### What you have to do
The records underneath are to be repeated exactly, with the pictures left out.

### Items
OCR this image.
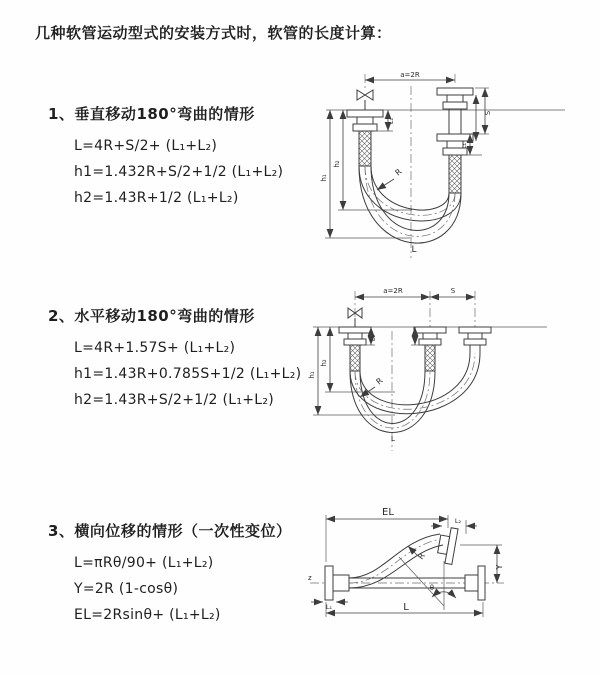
几种软管运动型式的安装方式时，软管的长度计算：
1、垂直移动180°弯曲的情形
L=4R+S/2+ (L₁+L₂)
h1=1.432R+S/2+1/2 (L₁+L₂)
h2=1.43R+1/2 (L₁+L₂)
2、水平移动180°弯曲的情形
L=4R+1.57S+ (L₁+L₂)
h1=1.43R+0.785S+1/2 (L₁+L₂)
h2=1.43R+S/2+1/2 (L₁+L₂)
3、横向位移的情形（一次性变位）
L=πRθ/90+ (L₁+L₂)
Y=2R (1-cosθ)
EL=2Rsinθ+ (L₁+L₂)
a=2R
L₁
S
L₁
h₁
h₂
R
L
a=2R	S
L₁
h₁
h₂
R
L
z
EL
L₂
Y
R
θ
L
L₁
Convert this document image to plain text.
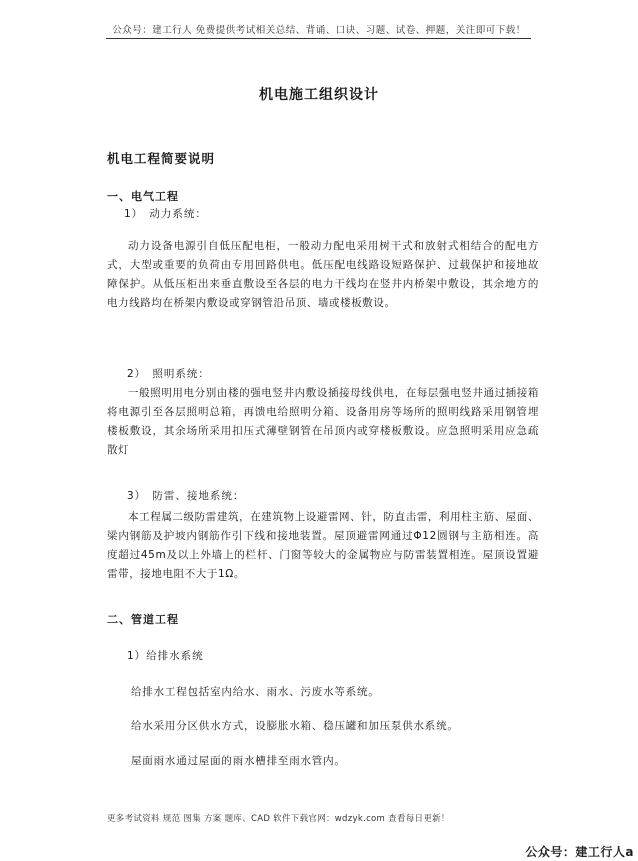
公众号：建工行人 免费提供考试相关总结、背诵、口诀、习题、试卷、押题，关注即可下载！
机电施工组织设计
机电工程简要说明
一、电气工程
1）　动力系统：
动力设备电源引自低压配电柜，一般动力配电采用树干式和放射式相结合的配电方式，大型或重要的负荷由专用回路供电。低压配电线路设短路保护、过载保护和接地故障保护。从低压柜出来垂直敷设至各层的电力干线均在竖井内桥架中敷设，其余地方的电力线路均在桥架内敷设或穿钢管沿吊顶、墙或楼板敷设。
2）　照明系统：
一般照明用电分别由楼的强电竖井内敷设插接母线供电，在每层强电竖井通过插接箱将电源引至各层照明总箱，再馈电给照明分箱、设备用房等场所的照明线路采用钢管埋楼板敷设，其余场所采用扣压式薄壁钢管在吊顶内或穿楼板敷设。应急照明采用应急疏散灯
3）　防雷、接地系统：
本工程属二级防雷建筑，在建筑物上设避雷网、针，防直击雷，利用柱主筋、屋面、梁内钢筋及护坡内钢筋作引下线和接地装置。屋顶避雷网通过Φ12圆钢与主筋相连。高度超过45m及以上外墙上的栏杆、门窗等较大的金属物应与防雷装置相连。屋顶设置避雷带，接地电阻不大于1Ω。
二、管道工程
1）给排水系统
给排水工程包括室内给水、雨水、污废水等系统。
给水采用分区供水方式，设膨胀水箱、稳压罐和加压泵供水系统。
屋面雨水通过屋面的雨水槽排至雨水管内。
更多考试资料 规范 图集 方案 题库、CAD 软件下载官网：wdzyk.com 查看每日更新！
公众号：建工行人a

### Output
OCR this image.
几种软管运动型式的安装方式时，软管的长度计算：
1、垂直移动180°弯曲的情形
L=4R+S/2+ (L₁+L₂)
h1=1.432R+S/2+1/2 (L₁+L₂)
h2=1.43R+1/2 (L₁+L₂)
2、水平移动180°弯曲的情形
L=4R+1.57S+ (L₁+L₂)
h1=1.43R+0.785S+1/2 (L₁+L₂)
h2=1.43R+S/2+1/2 (L₁+L₂)
3、横向位移的情形（一次性变位）
L=πRθ/90+ (L₁+L₂)
Y=2R (1-cosθ)
EL=2Rsinθ+ (L₁+L₂)
a=2R
L₁
S
L₁
h₁
h₂
R
L
a=2R	S
L₁
h₁
h₂
R
L
z
EL
L₂
Y
R
θ
L
L₁
Convert this document image to plain text.
公众号：建工行人 免费提供考试相关总结、背诵、口诀、习题、试卷、押题，关注即可下载！
机电施工组织设计
机电工程简要说明
一、电气工程
1）　动力系统：
动力设备电源引自低压配电柜，一般动力配电采用树干式和放射式相结合的配电方式，大型或重要的负荷由专用回路供电。低压配电线路设短路保护、过载保护和接地故障保护。从低压柜出来垂直敷设至各层的电力干线均在竖井内桥架中敷设，其余地方的电力线路均在桥架内敷设或穿钢管沿吊顶、墙或楼板敷设。
2）　照明系统：
一般照明用电分别由楼的强电竖井内敷设插接母线供电，在每层强电竖井通过插接箱将电源引至各层照明总箱，再馈电给照明分箱、设备用房等场所的照明线路采用钢管埋楼板敷设，其余场所采用扣压式薄壁钢管在吊顶内或穿楼板敷设。应急照明采用应急疏散灯
3）　防雷、接地系统：
本工程属二级防雷建筑，在建筑物上设避雷网、针，防直击雷，利用柱主筋、屋面、梁内钢筋及护坡内钢筋作引下线和接地装置。屋顶避雷网通过Φ12圆钢与主筋相连。高度超过45m及以上外墙上的栏杆、门窗等较大的金属物应与防雷装置相连。屋顶设置避雷带，接地电阻不大于1Ω。
二、管道工程
1）给排水系统
给排水工程包括室内给水、雨水、污废水等系统。
给水采用分区供水方式，设膨胀水箱、稳压罐和加压泵供水系统。
屋面雨水通过屋面的雨水槽排至雨水管内。
更多考试资料 规范 图集 方案 题库、CAD 软件下载官网：wdzyk.com 查看每日更新！
公众号：建工行人a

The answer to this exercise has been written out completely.